======== EXCERPTED DATA ========

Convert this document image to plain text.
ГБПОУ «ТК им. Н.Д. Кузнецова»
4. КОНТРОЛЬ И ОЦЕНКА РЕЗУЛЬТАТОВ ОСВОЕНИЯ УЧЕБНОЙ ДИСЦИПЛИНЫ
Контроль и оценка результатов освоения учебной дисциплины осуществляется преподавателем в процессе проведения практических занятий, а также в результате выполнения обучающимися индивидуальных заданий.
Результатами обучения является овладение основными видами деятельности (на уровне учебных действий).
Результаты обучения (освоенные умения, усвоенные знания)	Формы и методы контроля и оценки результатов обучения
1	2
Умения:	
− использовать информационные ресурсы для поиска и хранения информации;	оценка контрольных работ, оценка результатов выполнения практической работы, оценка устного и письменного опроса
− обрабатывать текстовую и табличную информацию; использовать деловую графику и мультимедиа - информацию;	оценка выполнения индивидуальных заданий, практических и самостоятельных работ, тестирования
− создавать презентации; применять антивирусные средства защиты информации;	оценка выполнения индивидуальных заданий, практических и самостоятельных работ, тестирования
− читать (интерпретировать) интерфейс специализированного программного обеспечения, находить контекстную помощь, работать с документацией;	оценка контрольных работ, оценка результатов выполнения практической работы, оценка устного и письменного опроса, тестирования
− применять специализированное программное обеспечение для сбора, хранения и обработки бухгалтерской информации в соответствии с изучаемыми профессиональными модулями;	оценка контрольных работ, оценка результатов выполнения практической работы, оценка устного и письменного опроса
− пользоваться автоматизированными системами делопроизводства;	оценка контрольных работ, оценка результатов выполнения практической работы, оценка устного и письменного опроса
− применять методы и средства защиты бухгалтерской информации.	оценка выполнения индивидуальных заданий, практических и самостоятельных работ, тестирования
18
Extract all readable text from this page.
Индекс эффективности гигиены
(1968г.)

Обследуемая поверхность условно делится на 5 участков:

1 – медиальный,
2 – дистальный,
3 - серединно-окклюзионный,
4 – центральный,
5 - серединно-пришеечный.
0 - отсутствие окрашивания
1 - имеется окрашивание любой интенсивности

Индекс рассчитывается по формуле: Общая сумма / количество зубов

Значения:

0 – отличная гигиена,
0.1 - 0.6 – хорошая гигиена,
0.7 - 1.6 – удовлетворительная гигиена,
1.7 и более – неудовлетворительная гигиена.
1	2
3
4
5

========

— PROBLEM TO WORK ON —
Repeat each record in full; every line must match exactly.

— THE SOLUTION —
Convert this document image to plain text.
ГБПОУ «ТК им. Н.Д. Кузнецова»
4. КОНТРОЛЬ И ОЦЕНКА РЕЗУЛЬТАТОВ ОСВОЕНИЯ УЧЕБНОЙ ДИСЦИПЛИНЫ
Контроль и оценка результатов освоения учебной дисциплины осуществляется преподавателем в процессе проведения практических занятий, а также в результате выполнения обучающимися индивидуальных заданий.
Результатами обучения является овладение основными видами деятельности (на уровне учебных действий).
Результаты обучения (освоенные умения, усвоенные знания)	Формы и методы контроля и оценки результатов обучения
1	2
Умения:	
− использовать информационные ресурсы для поиска и хранения информации;	оценка контрольных работ, оценка результатов выполнения практической работы, оценка устного и письменного опроса
− обрабатывать текстовую и табличную информацию; использовать деловую графику и мультимедиа - информацию;	оценка выполнения индивидуальных заданий, практических и самостоятельных работ, тестирования
− создавать презентации; применять антивирусные средства защиты информации;	оценка выполнения индивидуальных заданий, практических и самостоятельных работ, тестирования
− читать (интерпретировать) интерфейс специализированного программного обеспечения, находить контекстную помощь, работать с документацией;	оценка контрольных работ, оценка результатов выполнения практической работы, оценка устного и письменного опроса, тестирования
− применять специализированное программное обеспечение для сбора, хранения и обработки бухгалтерской информации в соответствии с изучаемыми профессиональными модулями;	оценка контрольных работ, оценка результатов выполнения практической работы, оценка устного и письменного опроса
− пользоваться автоматизированными системами делопроизводства;	оценка контрольных работ, оценка результатов выполнения практической работы, оценка устного и письменного опроса
− применять методы и средства защиты бухгалтерской информации.	оценка выполнения индивидуальных заданий, практических и самостоятельных работ, тестирования
18
Extract all readable text from this page.
Индекс эффективности гигиены
(1968г.)

Обследуемая поверхность условно делится на 5 участков:

1 – медиальный,
2 – дистальный,
3 - серединно-окклюзионный,
4 – центральный,
5 - серединно-пришеечный.
0 - отсутствие окрашивания
1 - имеется окрашивание любой интенсивности

Индекс рассчитывается по формуле: Общая сумма / количество зубов

Значения:

0 – отличная гигиена,
0.1 - 0.6 – хорошая гигиена,
0.7 - 1.6 – удовлетворительная гигиена,
1.7 и более – неудовлетворительная гигиена.
1	2
3
4
5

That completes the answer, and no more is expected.